**Task prompt**
Can you restate the records below word for word?

**Recorded information**
......

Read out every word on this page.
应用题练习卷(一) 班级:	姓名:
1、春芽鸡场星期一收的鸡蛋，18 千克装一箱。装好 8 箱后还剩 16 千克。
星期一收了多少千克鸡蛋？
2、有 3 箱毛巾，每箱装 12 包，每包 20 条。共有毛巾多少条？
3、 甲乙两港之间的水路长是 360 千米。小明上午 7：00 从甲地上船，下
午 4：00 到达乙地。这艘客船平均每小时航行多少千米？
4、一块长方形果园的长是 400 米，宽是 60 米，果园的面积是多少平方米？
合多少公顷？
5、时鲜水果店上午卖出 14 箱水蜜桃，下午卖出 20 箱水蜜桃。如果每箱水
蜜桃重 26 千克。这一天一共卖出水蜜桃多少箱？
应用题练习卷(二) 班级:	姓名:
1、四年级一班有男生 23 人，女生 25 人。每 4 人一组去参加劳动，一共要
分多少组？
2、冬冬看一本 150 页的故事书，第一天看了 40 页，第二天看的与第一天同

......

**Result**
Read out every word on this page.
应用题练习卷(一) 班级:	姓名:
1、春芽鸡场星期一收的鸡蛋，18 千克装一箱。装好 8 箱后还剩 16 千克。
星期一收了多少千克鸡蛋？
2、有 3 箱毛巾，每箱装 12 包，每包 20 条。共有毛巾多少条？
3、 甲乙两港之间的水路长是 360 千米。小明上午 7：00 从甲地上船，下
午 4：00 到达乙地。这艘客船平均每小时航行多少千米？
4、一块长方形果园的长是 400 米，宽是 60 米，果园的面积是多少平方米？
合多少公顷？
5、时鲜水果店上午卖出 14 箱水蜜桃，下午卖出 20 箱水蜜桃。如果每箱水
蜜桃重 26 千克。这一天一共卖出水蜜桃多少箱？
应用题练习卷(二) 班级:	姓名:
1、四年级一班有男生 23 人，女生 25 人。每 4 人一组去参加劳动，一共要
分多少组？
2、冬冬看一本 150 页的故事书，第一天看了 40 页，第二天看的与第一天同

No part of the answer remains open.